• WHAT THE TASK ASKS
Repeat every line exactly, keeping the pictures out of the copy.

Data records
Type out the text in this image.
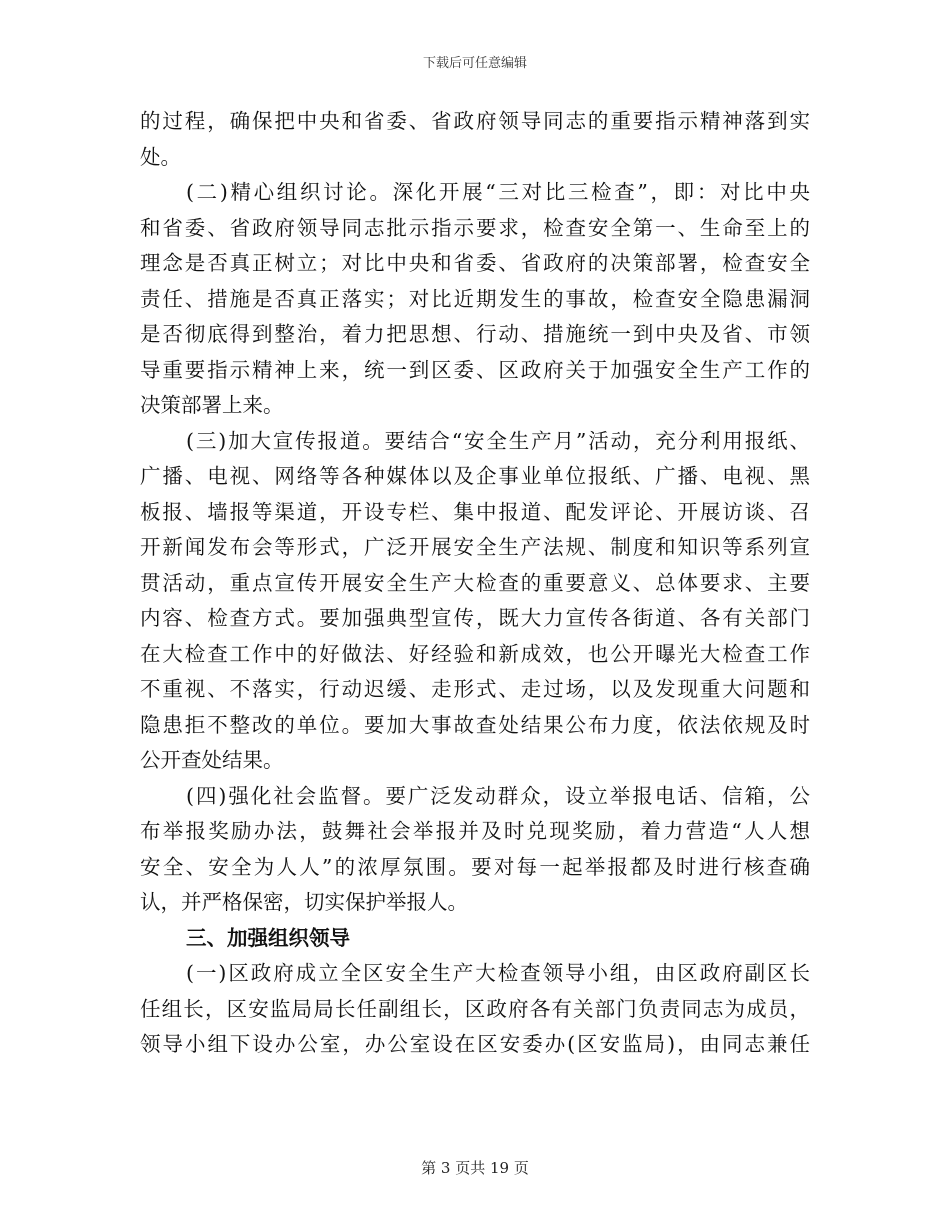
下载后可任意编辑
的过程，确保把中央和省委、省政府领导同志的重要指示精神落到实
处。
(二)精心组织讨论。深化开展“三对比三检查”，即：对比中央
和省委、省政府领导同志批示指示要求，检查安全第一、生命至上的
理念是否真正树立；对比中央和省委、省政府的决策部署，检查安全
责任、措施是否真正落实；对比近期发生的事故，检查安全隐患漏洞
是否彻底得到整治，着力把思想、行动、措施统一到中央及省、市领
导重要指示精神上来，统一到区委、区政府关于加强安全生产工作的
决策部署上来。
(三)加大宣传报道。要结合“安全生产月”活动，充分利用报纸、
广播、电视、网络等各种媒体以及企事业单位报纸、广播、电视、黑
板报、墙报等渠道，开设专栏、集中报道、配发评论、开展访谈、召
开新闻发布会等形式，广泛开展安全生产法规、制度和知识等系列宣
贯活动，重点宣传开展安全生产大检查的重要意义、总体要求、主要
内容、检查方式。要加强典型宣传，既大力宣传各街道、各有关部门
在大检查工作中的好做法、好经验和新成效，也公开曝光大检查工作
不重视、不落实，行动迟缓、走形式、走过场，以及发现重大问题和
隐患拒不整改的单位。要加大事故查处结果公布力度，依法依规及时
公开查处结果。
(四)强化社会监督。要广泛发动群众，设立举报电话、信箱，公
布举报奖励办法，鼓舞社会举报并及时兑现奖励，着力营造“人人想
安全、安全为人人”的浓厚氛围。要对每一起举报都及时进行核查确
认，并严格保密，切实保护举报人。
三、加强组织领导
(一)区政府成立全区安全生产大检查领导小组，由区政府副区长
任组长，区安监局局长任副组长，区政府各有关部门负责同志为成员，
领导小组下设办公室，办公室设在区安委办(区安监局)，由同志兼任
第 3 页共 19 页
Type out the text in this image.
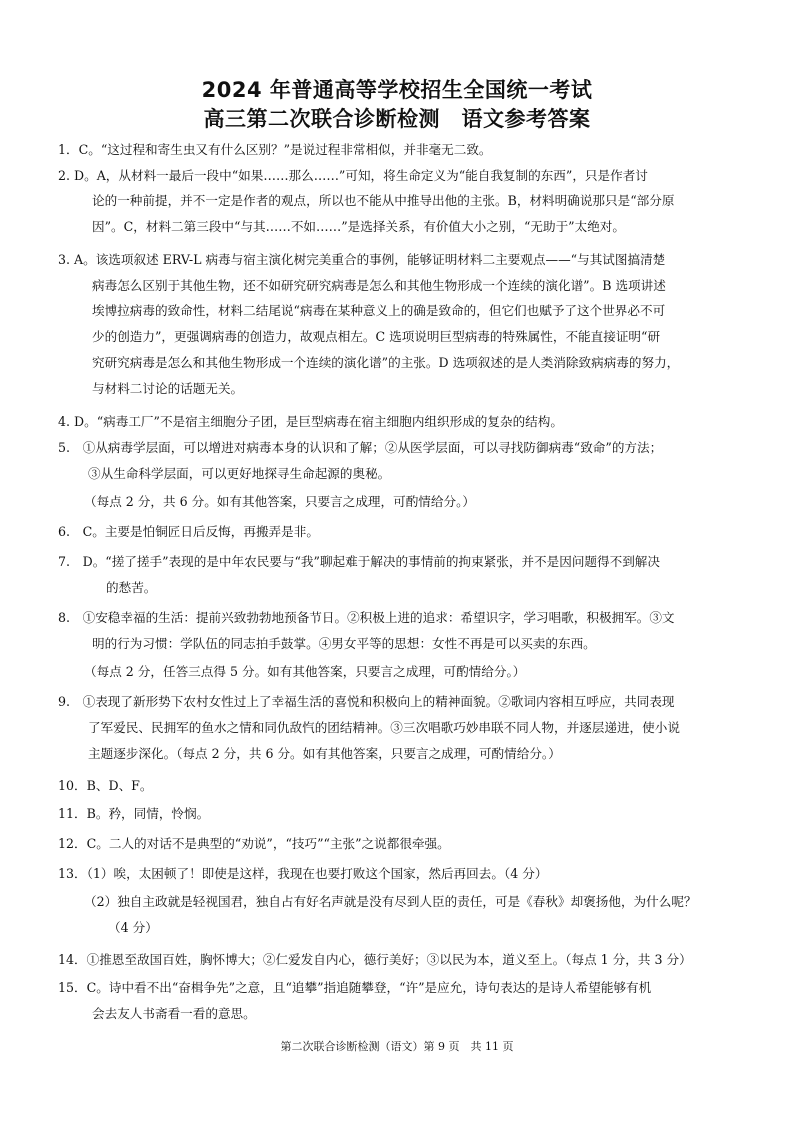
2024 年普通高等学校招生全国统一考试
高三第二次联合诊断检测　语文参考答案
1．C。“这过程和寄生虫又有什么区别？”是说过程非常相似，并非毫无二致。
2. D。A，从材料一最后一段中“如果……那么……”可知，将生命定义为“能自我复制的东西”，只是作者讨
论的一种前提，并不一定是作者的观点，所以也不能从中推导出他的主张。B，材料明确说那只是“部分原
因”。C，材料二第三段中“与其……不如……”是选择关系，有价值大小之别，“无助于”太绝对。
3. A。该选项叙述 ERV-L 病毒与宿主演化树完美重合的事例，能够证明材料二主要观点——“与其试图搞清楚
病毒怎么区别于其他生物，还不如研究研究病毒是怎么和其他生物形成一个连续的演化谱”。B 选项讲述
埃博拉病毒的致命性，材料二结尾说“病毒在某种意义上的确是致命的，但它们也赋予了这个世界必不可
少的创造力”，更强调病毒的创造力，故观点相左。C 选项说明巨型病毒的特殊属性，不能直接证明“研
究研究病毒是怎么和其他生物形成一个连续的演化谱”的主张。D 选项叙述的是人类消除致病病毒的努力，
与材料二讨论的话题无关。
4. D。“病毒工厂”不是宿主细胞分子团，是巨型病毒在宿主细胞内组织形成的复杂的结构。
5.　①从病毒学层面，可以增进对病毒本身的认识和了解；②从医学层面，可以寻找防御病毒“致命”的方法；
③从生命科学层面，可以更好地探寻生命起源的奥秘。
（每点 2 分，共 6 分。如有其他答案，只要言之成理，可酌情给分。）
6.　C。主要是怕铜匠日后反悔，再搬弄是非。
7.　D。“搓了搓手”表现的是中年农民要与“我”聊起难于解决的事情前的拘束紧张，并不是因问题得不到解决
的愁苦。
8.　①安稳幸福的生活：提前兴致勃勃地预备节日。②积极上进的追求：希望识字，学习唱歌，积极拥军。③文
明的行为习惯：学队伍的同志拍手鼓掌。④男女平等的思想：女性不再是可以买卖的东西。
（每点 2 分，任答三点得 5 分。如有其他答案，只要言之成理，可酌情给分。）
9.　①表现了新形势下农村女性过上了幸福生活的喜悦和积极向上的精神面貌。②歌词内容相互呼应，共同表现
了军爱民、民拥军的鱼水之情和同仇敌忾的团结精神。③三次唱歌巧妙串联不同人物，并逐层递进，使小说
主题逐步深化。（每点 2 分，共 6 分。如有其他答案，只要言之成理，可酌情给分。）
10．B、D、F。
11．B。矜，同情，怜悯。
12．C。二人的对话不是典型的“劝说”，“技巧”“主张”之说都很牵强。
13．（1）唉，太困顿了！即使是这样，我现在也要打败这个国家，然后再回去。（4 分）
（2）独自主政就是轻视国君，独自占有好名声就是没有尽到人臣的责任，可是《春秋》却褒扬他，为什么呢？
（4 分）
14．①推恩至敌国百姓，胸怀博大；②仁爱发自内心，德行美好；③以民为本，道义至上。（每点 1 分，共 3 分）
15．C。诗中看不出“奋楫争先”之意，且“追攀”指追随攀登，“许”是应允，诗句表达的是诗人希望能够有机
会去友人书斋看一看的意思。
第二次联合诊断检测（语文）第 9 页　共 11 页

• THE REPLY
Type out the text in this image.
下载后可任意编辑
的过程，确保把中央和省委、省政府领导同志的重要指示精神落到实
处。
(二)精心组织讨论。深化开展“三对比三检查”，即：对比中央
和省委、省政府领导同志批示指示要求，检查安全第一、生命至上的
理念是否真正树立；对比中央和省委、省政府的决策部署，检查安全
责任、措施是否真正落实；对比近期发生的事故，检查安全隐患漏洞
是否彻底得到整治，着力把思想、行动、措施统一到中央及省、市领
导重要指示精神上来，统一到区委、区政府关于加强安全生产工作的
决策部署上来。
(三)加大宣传报道。要结合“安全生产月”活动，充分利用报纸、
广播、电视、网络等各种媒体以及企事业单位报纸、广播、电视、黑
板报、墙报等渠道，开设专栏、集中报道、配发评论、开展访谈、召
开新闻发布会等形式，广泛开展安全生产法规、制度和知识等系列宣
贯活动，重点宣传开展安全生产大检查的重要意义、总体要求、主要
内容、检查方式。要加强典型宣传，既大力宣传各街道、各有关部门
在大检查工作中的好做法、好经验和新成效，也公开曝光大检查工作
不重视、不落实，行动迟缓、走形式、走过场，以及发现重大问题和
隐患拒不整改的单位。要加大事故查处结果公布力度，依法依规及时
公开查处结果。
(四)强化社会监督。要广泛发动群众，设立举报电话、信箱，公
布举报奖励办法，鼓舞社会举报并及时兑现奖励，着力营造“人人想
安全、安全为人人”的浓厚氛围。要对每一起举报都及时进行核查确
认，并严格保密，切实保护举报人。
三、加强组织领导
(一)区政府成立全区安全生产大检查领导小组，由区政府副区长
任组长，区安监局局长任副组长，区政府各有关部门负责同志为成员，
领导小组下设办公室，办公室设在区安委办(区安监局)，由同志兼任
第 3 页共 19 页
Type out the text in this image.
2024 年普通高等学校招生全国统一考试
高三第二次联合诊断检测　语文参考答案
1．C。“这过程和寄生虫又有什么区别？”是说过程非常相似，并非毫无二致。
2. D。A，从材料一最后一段中“如果……那么……”可知，将生命定义为“能自我复制的东西”，只是作者讨
论的一种前提，并不一定是作者的观点，所以也不能从中推导出他的主张。B，材料明确说那只是“部分原
因”。C，材料二第三段中“与其……不如……”是选择关系，有价值大小之别，“无助于”太绝对。
3. A。该选项叙述 ERV-L 病毒与宿主演化树完美重合的事例，能够证明材料二主要观点——“与其试图搞清楚
病毒怎么区别于其他生物，还不如研究研究病毒是怎么和其他生物形成一个连续的演化谱”。B 选项讲述
埃博拉病毒的致命性，材料二结尾说“病毒在某种意义上的确是致命的，但它们也赋予了这个世界必不可
少的创造力”，更强调病毒的创造力，故观点相左。C 选项说明巨型病毒的特殊属性，不能直接证明“研
究研究病毒是怎么和其他生物形成一个连续的演化谱”的主张。D 选项叙述的是人类消除致病病毒的努力，
与材料二讨论的话题无关。
4. D。“病毒工厂”不是宿主细胞分子团，是巨型病毒在宿主细胞内组织形成的复杂的结构。
5.　①从病毒学层面，可以增进对病毒本身的认识和了解；②从医学层面，可以寻找防御病毒“致命”的方法；
③从生命科学层面，可以更好地探寻生命起源的奥秘。
（每点 2 分，共 6 分。如有其他答案，只要言之成理，可酌情给分。）
6.　C。主要是怕铜匠日后反悔，再搬弄是非。
7.　D。“搓了搓手”表现的是中年农民要与“我”聊起难于解决的事情前的拘束紧张，并不是因问题得不到解决
的愁苦。
8.　①安稳幸福的生活：提前兴致勃勃地预备节日。②积极上进的追求：希望识字，学习唱歌，积极拥军。③文
明的行为习惯：学队伍的同志拍手鼓掌。④男女平等的思想：女性不再是可以买卖的东西。
（每点 2 分，任答三点得 5 分。如有其他答案，只要言之成理，可酌情给分。）
9.　①表现了新形势下农村女性过上了幸福生活的喜悦和积极向上的精神面貌。②歌词内容相互呼应，共同表现
了军爱民、民拥军的鱼水之情和同仇敌忾的团结精神。③三次唱歌巧妙串联不同人物，并逐层递进，使小说
主题逐步深化。（每点 2 分，共 6 分。如有其他答案，只要言之成理，可酌情给分。）
10．B、D、F。
11．B。矜，同情，怜悯。
12．C。二人的对话不是典型的“劝说”，“技巧”“主张”之说都很牵强。
13．（1）唉，太困顿了！即使是这样，我现在也要打败这个国家，然后再回去。（4 分）
（2）独自主政就是轻视国君，独自占有好名声就是没有尽到人臣的责任，可是《春秋》却褒扬他，为什么呢？
（4 分）
14．①推恩至敌国百姓，胸怀博大；②仁爱发自内心，德行美好；③以民为本，道义至上。（每点 1 分，共 3 分）
15．C。诗中看不出“奋楫争先”之意，且“追攀”指追随攀登，“许”是应允，诗句表达的是诗人希望能够有机
会去友人书斋看一看的意思。
第二次联合诊断检测（语文）第 9 页　共 11 页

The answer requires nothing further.